▶ **Instruction 1**
In the text on the 1920 Olympic men's hammer throw, on what date was the competition held?

The men's hammer throw event was part of the track and field athletics programme at the 1920 Summer Olympics. The competition was held on Wednesday, August 18, 1920. 12 throwers from 5 nations competed; four from Sweden, four from the United States, two from Canada, one from Great Britain, and one from Finland. No nation had more than 4 athletes, suggesting the limit had been reduced from the 12 maximum in force in 1908 and 1912. The event was won by Patrick Ryan of the United States, the nation's fifth consecutive victory in the event. Carl Johan Lind took silver, earning Sweden's first medal in the hammer throw. Another American, Basil Bennett, earned bronze.

Background

This was the fifth appearance of the event, which has been held at every Summer Olympics except 1896. Four of the 14 competitors from the pre-war 1912 Games returned: gold medalist Matt McGrath of the United States and three Swedes: fourth-place finisher Robert Olsson, fifth-place finisher Carl Johan Lind, and seventh-place finisher Nils Linde. McGrath, who would earn seven AAU championships from 1908 to 1926, and fellow American and world-record holder Patrick Ryan, who would win eight AAU championships in that time, were expected to dominate the event.

Finland made its debut in the event. The United States appeared for the fifth time, the only nation to have competed at each appearance of the event to that point.

▶ **Supplied information**
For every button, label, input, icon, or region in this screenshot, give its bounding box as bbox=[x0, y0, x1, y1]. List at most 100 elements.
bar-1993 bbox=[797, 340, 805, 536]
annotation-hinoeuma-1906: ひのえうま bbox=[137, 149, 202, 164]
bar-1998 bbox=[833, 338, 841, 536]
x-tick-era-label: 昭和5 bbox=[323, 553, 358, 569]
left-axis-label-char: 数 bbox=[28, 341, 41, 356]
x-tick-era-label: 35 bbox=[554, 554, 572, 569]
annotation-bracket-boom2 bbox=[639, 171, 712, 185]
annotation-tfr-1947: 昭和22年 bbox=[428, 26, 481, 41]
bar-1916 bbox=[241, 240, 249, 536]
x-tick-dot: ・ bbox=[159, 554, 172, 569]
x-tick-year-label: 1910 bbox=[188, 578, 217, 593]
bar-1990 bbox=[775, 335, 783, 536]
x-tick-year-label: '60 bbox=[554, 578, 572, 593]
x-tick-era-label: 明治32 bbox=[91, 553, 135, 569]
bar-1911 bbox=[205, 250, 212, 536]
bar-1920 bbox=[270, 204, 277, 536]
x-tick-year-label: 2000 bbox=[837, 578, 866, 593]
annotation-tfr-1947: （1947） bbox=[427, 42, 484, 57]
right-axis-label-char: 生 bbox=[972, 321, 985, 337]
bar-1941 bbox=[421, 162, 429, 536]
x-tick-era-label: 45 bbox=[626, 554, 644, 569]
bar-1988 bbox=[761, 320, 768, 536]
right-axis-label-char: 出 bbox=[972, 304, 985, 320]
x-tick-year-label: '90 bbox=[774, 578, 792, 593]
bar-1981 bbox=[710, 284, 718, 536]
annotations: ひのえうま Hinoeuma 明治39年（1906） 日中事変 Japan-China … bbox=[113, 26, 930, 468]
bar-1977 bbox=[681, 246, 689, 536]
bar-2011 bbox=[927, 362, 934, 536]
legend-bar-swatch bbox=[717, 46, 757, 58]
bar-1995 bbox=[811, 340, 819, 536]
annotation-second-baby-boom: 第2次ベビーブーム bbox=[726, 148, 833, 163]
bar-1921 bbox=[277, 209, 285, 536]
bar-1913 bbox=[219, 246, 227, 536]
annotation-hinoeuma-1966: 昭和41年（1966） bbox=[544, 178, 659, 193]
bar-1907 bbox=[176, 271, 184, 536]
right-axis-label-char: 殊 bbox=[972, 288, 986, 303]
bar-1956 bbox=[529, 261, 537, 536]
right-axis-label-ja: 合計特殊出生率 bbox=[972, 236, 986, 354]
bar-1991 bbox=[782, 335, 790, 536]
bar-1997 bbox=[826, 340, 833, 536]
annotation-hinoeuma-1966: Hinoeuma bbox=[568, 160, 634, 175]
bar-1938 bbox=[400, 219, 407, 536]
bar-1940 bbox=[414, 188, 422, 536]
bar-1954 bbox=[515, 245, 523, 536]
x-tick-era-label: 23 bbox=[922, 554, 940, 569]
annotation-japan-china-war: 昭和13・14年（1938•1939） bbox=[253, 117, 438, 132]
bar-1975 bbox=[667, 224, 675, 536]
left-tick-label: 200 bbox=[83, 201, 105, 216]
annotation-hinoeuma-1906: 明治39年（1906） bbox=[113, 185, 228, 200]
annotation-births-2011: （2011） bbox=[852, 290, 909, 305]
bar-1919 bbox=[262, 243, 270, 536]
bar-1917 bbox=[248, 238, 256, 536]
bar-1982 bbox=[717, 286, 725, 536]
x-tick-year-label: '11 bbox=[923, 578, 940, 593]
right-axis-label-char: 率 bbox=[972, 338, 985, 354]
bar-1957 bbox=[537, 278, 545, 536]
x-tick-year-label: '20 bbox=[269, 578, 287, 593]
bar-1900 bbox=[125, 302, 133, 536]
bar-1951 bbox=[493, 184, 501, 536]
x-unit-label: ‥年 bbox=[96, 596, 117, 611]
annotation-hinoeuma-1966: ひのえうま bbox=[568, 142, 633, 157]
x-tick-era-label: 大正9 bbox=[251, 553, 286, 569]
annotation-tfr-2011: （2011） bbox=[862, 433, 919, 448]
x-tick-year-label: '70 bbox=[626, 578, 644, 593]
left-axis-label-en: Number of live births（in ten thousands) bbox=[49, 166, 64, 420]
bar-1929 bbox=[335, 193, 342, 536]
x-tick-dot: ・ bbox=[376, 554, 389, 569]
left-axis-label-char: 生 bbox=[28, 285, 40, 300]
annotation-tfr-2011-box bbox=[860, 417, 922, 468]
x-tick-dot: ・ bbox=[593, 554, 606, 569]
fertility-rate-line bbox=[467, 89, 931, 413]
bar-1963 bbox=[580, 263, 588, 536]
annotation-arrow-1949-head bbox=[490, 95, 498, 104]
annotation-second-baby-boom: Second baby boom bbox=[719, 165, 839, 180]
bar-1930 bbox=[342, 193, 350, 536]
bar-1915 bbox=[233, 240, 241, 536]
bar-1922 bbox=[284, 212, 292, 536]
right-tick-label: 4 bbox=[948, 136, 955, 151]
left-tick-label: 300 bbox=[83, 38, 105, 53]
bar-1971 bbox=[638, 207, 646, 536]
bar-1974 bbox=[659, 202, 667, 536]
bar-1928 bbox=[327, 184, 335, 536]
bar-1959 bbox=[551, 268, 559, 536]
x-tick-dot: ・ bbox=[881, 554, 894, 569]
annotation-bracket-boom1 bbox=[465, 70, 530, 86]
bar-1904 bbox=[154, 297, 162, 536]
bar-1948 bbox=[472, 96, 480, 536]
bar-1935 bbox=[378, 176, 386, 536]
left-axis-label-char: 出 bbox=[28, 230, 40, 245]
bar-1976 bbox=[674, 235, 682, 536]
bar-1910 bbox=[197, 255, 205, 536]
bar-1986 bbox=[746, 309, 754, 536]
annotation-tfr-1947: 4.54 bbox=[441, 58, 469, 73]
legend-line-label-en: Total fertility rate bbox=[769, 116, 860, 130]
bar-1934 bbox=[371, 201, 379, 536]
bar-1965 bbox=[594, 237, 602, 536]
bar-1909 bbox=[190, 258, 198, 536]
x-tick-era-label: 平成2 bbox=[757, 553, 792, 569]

▶ **Instruction 2**
Copy the records word for word, starting at their first line and ending with the line that contains "x-tick-year-label: 2000 bbox=[837, 578, 866, 593]", including that line.

▶ **Worked solution 1**
Wednesday, August 18, 1920.

▶ **Worked solution 2**
For every button, label, input, icon, or region in this screenshot, give its bounding box as bbox=[x0, y0, x1, y1]. List at most 100 elements.
bar-1993 bbox=[797, 340, 805, 536]
annotation-hinoeuma-1906: ひのえうま bbox=[137, 149, 202, 164]
bar-1998 bbox=[833, 338, 841, 536]
x-tick-era-label: 昭和5 bbox=[323, 553, 358, 569]
left-axis-label-char: 数 bbox=[28, 341, 41, 356]
x-tick-era-label: 35 bbox=[554, 554, 572, 569]
annotation-bracket-boom2 bbox=[639, 171, 712, 185]
annotation-tfr-1947: 昭和22年 bbox=[428, 26, 481, 41]
bar-1916 bbox=[241, 240, 249, 536]
x-tick-dot: ・ bbox=[159, 554, 172, 569]
x-tick-year-label: 1910 bbox=[188, 578, 217, 593]
bar-1990 bbox=[775, 335, 783, 536]
x-tick-year-label: '60 bbox=[554, 578, 572, 593]
x-tick-era-label: 明治32 bbox=[91, 553, 135, 569]
bar-1911 bbox=[205, 250, 212, 536]
bar-1920 bbox=[270, 204, 277, 536]
x-tick-year-label: 2000 bbox=[837, 578, 866, 593]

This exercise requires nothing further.